GIVEN DATA:
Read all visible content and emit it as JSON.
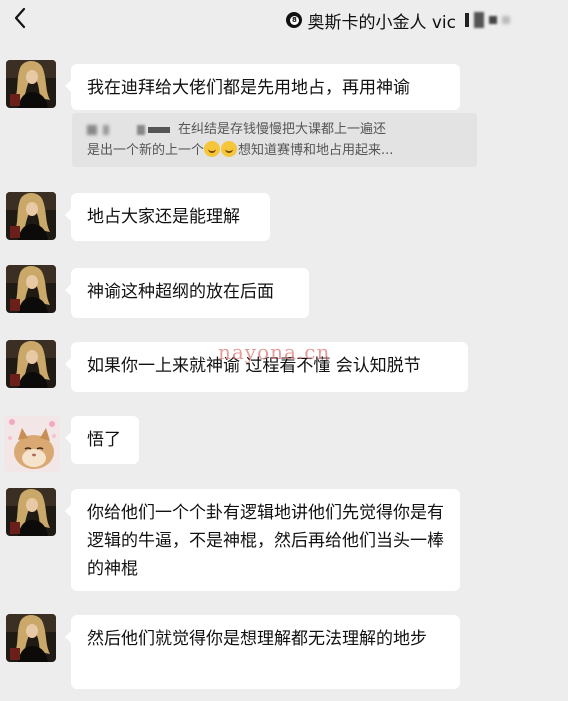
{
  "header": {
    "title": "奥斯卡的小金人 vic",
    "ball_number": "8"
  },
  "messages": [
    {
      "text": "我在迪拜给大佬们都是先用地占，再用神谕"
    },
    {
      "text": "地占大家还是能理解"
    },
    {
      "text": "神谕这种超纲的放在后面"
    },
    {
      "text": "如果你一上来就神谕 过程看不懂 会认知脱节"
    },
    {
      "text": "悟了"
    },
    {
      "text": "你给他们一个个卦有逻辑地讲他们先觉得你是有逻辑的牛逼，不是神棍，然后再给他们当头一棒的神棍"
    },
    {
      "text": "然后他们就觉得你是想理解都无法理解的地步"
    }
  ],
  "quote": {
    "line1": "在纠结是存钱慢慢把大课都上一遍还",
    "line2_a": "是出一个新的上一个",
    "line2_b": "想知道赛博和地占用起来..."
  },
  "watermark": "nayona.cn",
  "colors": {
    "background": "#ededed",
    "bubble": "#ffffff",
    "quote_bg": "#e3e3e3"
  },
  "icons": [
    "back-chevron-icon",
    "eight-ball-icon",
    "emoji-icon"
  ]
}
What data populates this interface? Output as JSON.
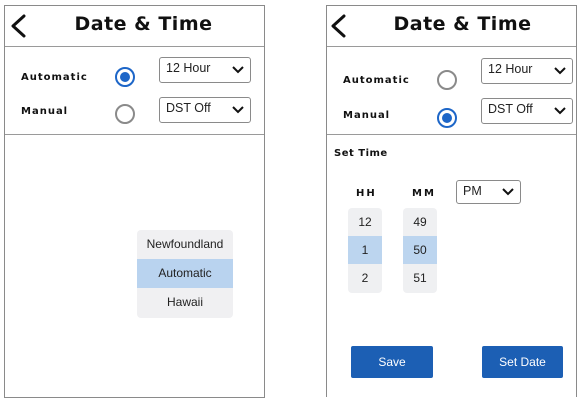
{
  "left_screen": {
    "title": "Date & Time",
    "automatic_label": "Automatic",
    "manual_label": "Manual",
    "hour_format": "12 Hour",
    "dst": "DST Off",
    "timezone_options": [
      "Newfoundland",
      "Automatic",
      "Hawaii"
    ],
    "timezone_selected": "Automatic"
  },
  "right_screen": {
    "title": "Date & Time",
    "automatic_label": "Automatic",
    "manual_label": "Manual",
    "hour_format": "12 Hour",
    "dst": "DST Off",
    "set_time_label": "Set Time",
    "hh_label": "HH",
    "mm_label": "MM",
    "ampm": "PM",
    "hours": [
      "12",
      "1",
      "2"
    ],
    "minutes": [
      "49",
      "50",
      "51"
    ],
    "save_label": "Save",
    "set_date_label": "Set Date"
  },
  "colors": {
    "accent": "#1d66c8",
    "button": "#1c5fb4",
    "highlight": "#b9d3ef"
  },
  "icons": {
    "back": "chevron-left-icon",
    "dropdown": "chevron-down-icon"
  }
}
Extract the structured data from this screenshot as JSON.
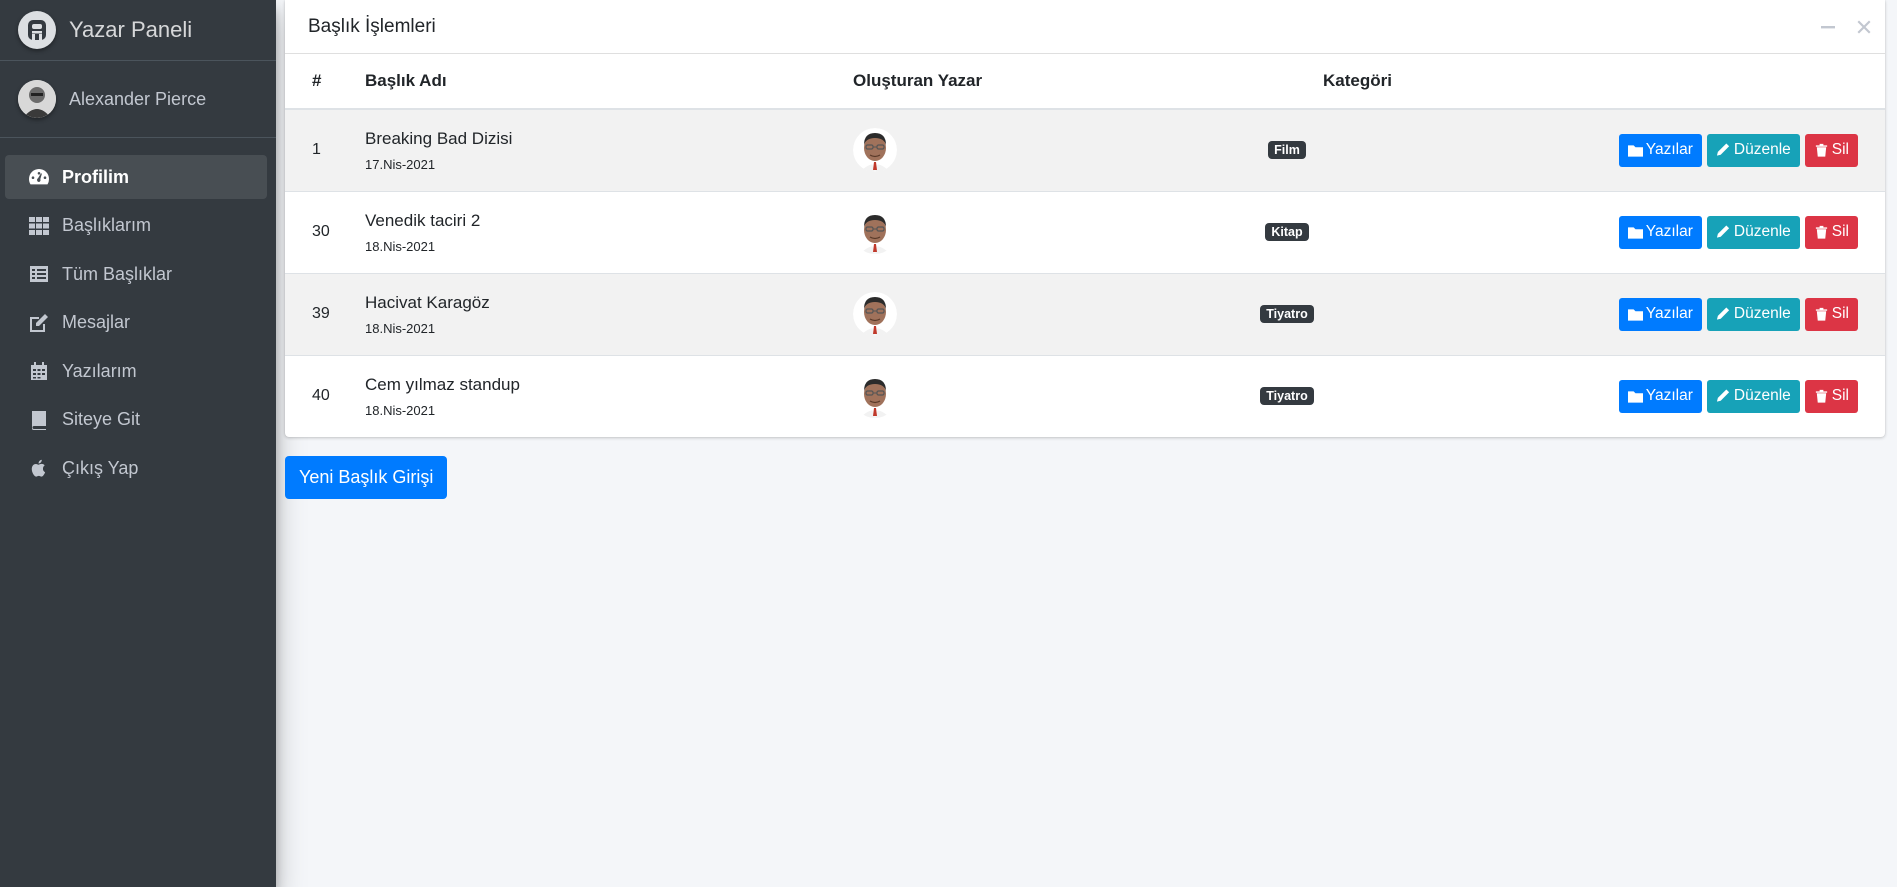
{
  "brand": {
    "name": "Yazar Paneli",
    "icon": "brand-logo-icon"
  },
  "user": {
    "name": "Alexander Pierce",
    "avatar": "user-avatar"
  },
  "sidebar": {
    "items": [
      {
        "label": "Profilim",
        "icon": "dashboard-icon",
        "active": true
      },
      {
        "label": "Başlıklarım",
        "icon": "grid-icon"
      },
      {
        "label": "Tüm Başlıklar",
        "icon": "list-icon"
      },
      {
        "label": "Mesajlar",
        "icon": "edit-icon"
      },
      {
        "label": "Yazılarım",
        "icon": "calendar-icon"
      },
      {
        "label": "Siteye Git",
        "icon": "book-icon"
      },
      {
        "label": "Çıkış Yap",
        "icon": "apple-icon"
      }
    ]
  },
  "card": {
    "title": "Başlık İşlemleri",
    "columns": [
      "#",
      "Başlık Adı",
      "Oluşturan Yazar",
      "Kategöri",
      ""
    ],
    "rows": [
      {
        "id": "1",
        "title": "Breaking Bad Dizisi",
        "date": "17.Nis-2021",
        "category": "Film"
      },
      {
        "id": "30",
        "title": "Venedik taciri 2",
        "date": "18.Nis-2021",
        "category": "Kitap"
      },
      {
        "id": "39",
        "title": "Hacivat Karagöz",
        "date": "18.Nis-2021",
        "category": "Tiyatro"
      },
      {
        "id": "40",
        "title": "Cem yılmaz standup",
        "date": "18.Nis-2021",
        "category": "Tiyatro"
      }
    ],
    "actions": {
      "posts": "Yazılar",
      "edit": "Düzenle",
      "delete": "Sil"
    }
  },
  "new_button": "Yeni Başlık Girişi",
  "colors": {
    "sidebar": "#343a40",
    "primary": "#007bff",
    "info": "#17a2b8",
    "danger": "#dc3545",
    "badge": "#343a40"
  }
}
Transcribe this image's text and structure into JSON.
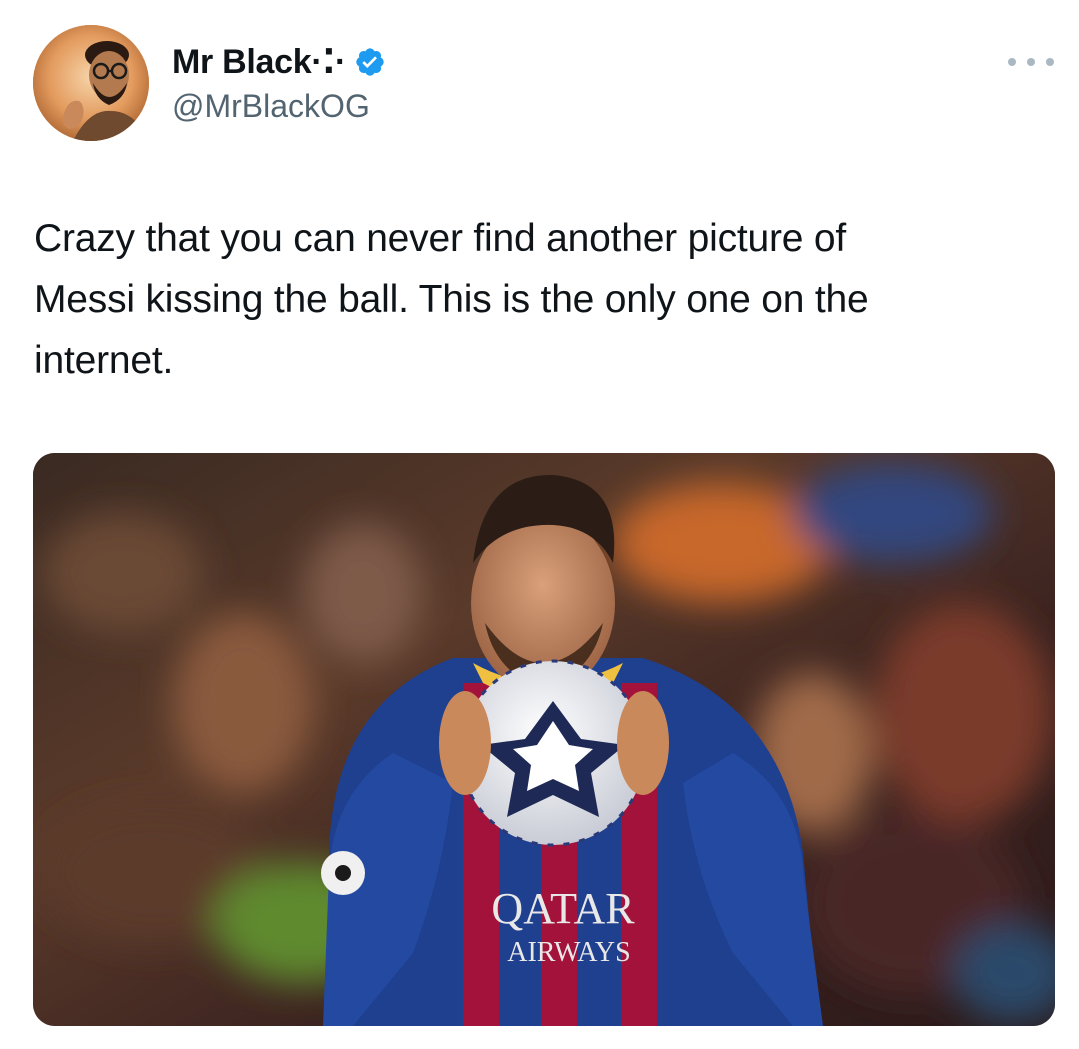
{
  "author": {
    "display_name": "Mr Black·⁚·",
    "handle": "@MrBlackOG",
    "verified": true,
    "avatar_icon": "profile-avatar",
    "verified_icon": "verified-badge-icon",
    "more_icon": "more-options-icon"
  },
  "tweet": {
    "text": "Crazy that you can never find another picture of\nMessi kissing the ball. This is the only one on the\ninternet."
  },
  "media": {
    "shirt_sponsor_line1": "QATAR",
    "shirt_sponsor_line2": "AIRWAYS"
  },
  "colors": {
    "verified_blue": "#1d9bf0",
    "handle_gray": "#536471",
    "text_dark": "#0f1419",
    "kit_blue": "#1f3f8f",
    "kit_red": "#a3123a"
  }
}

REQUEST: Each line above is to be copied verbatim. Drop any image from the copy.

SOLUTION TO THIS EXERCISE:
Read all visible content and emit it as JSON.
{
  "header": {
    "title": "奥斯卡的小金人 vic",
    "ball_number": "8"
  },
  "messages": [
    {
      "text": "我在迪拜给大佬们都是先用地占，再用神谕"
    },
    {
      "text": "地占大家还是能理解"
    },
    {
      "text": "神谕这种超纲的放在后面"
    },
    {
      "text": "如果你一上来就神谕 过程看不懂 会认知脱节"
    },
    {
      "text": "悟了"
    },
    {
      "text": "你给他们一个个卦有逻辑地讲他们先觉得你是有逻辑的牛逼，不是神棍，然后再给他们当头一棒的神棍"
    },
    {
      "text": "然后他们就觉得你是想理解都无法理解的地步"
    }
  ],
  "quote": {
    "line1": "在纠结是存钱慢慢把大课都上一遍还",
    "line2_a": "是出一个新的上一个",
    "line2_b": "想知道赛博和地占用起来..."
  },
  "watermark": "nayona.cn",
  "colors": {
    "background": "#ededed",
    "bubble": "#ffffff",
    "quote_bg": "#e3e3e3"
  },
  "icons": [
    "back-chevron-icon",
    "eight-ball-icon",
    "emoji-icon"
  ]
}
What data populates this interface? Output as JSON.
{
  "left_screen": {
    "title": "Date & Time",
    "automatic_label": "Automatic",
    "manual_label": "Manual",
    "hour_format": "12 Hour",
    "dst": "DST Off",
    "timezone_options": [
      "Newfoundland",
      "Automatic",
      "Hawaii"
    ],
    "timezone_selected": "Automatic"
  },
  "right_screen": {
    "title": "Date & Time",
    "automatic_label": "Automatic",
    "manual_label": "Manual",
    "hour_format": "12 Hour",
    "dst": "DST Off",
    "set_time_label": "Set Time",
    "hh_label": "HH",
    "mm_label": "MM",
    "ampm": "PM",
    "hours": [
      "12",
      "1",
      "2"
    ],
    "minutes": [
      "49",
      "50",
      "51"
    ],
    "save_label": "Save",
    "set_date_label": "Set Date"
  },
  "colors": {
    "accent": "#1d66c8",
    "button": "#1c5fb4",
    "highlight": "#b9d3ef"
  },
  "icons": {
    "back": "chevron-left-icon",
    "dropdown": "chevron-down-icon"
  }
}
Extract the structured data from this screenshot as JSON.
{
  "brand": {
    "name": "Yazar Paneli",
    "icon": "brand-logo-icon"
  },
  "user": {
    "name": "Alexander Pierce",
    "avatar": "user-avatar"
  },
  "sidebar": {
    "items": [
      {
        "label": "Profilim",
        "icon": "dashboard-icon",
        "active": true
      },
      {
        "label": "Başlıklarım",
        "icon": "grid-icon"
      },
      {
        "label": "Tüm Başlıklar",
        "icon": "list-icon"
      },
      {
        "label": "Mesajlar",
        "icon": "edit-icon"
      },
      {
        "label": "Yazılarım",
        "icon": "calendar-icon"
      },
      {
        "label": "Siteye Git",
        "icon": "book-icon"
      },
      {
        "label": "Çıkış Yap",
        "icon": "apple-icon"
      }
    ]
  },
  "card": {
    "title": "Başlık İşlemleri",
    "columns": [
      "#",
      "Başlık Adı",
      "Oluşturan Yazar",
      "Kategöri",
      ""
    ],
    "rows": [
      {
        "id": "1",
        "title": "Breaking Bad Dizisi",
        "date": "17.Nis-2021",
        "category": "Film"
      },
      {
        "id": "30",
        "title": "Venedik taciri 2",
        "date": "18.Nis-2021",
        "category": "Kitap"
      },
      {
        "id": "39",
        "title": "Hacivat Karagöz",
        "date": "18.Nis-2021",
        "category": "Tiyatro"
      },
      {
        "id": "40",
        "title": "Cem yılmaz standup",
        "date": "18.Nis-2021",
        "category": "Tiyatro"
      }
    ],
    "actions": {
      "posts": "Yazılar",
      "edit": "Düzenle",
      "delete": "Sil"
    }
  },
  "new_button": "Yeni Başlık Girişi",
  "colors": {
    "sidebar": "#343a40",
    "primary": "#007bff",
    "info": "#17a2b8",
    "danger": "#dc3545",
    "badge": "#343a40"
  }
}
Transcribe this image's text and structure into JSON.
{
  "author": {
    "display_name": "Mr Black·⁚·",
    "handle": "@MrBlackOG",
    "verified": true,
    "avatar_icon": "profile-avatar",
    "verified_icon": "verified-badge-icon",
    "more_icon": "more-options-icon"
  },
  "tweet": {
    "text": "Crazy that you can never find another picture of\nMessi kissing the ball. This is the only one on the\ninternet."
  },
  "media": {
    "shirt_sponsor_line1": "QATAR",
    "shirt_sponsor_line2": "AIRWAYS"
  },
  "colors": {
    "verified_blue": "#1d9bf0",
    "handle_gray": "#536471",
    "text_dark": "#0f1419",
    "kit_blue": "#1f3f8f",
    "kit_red": "#a3123a"
  }
}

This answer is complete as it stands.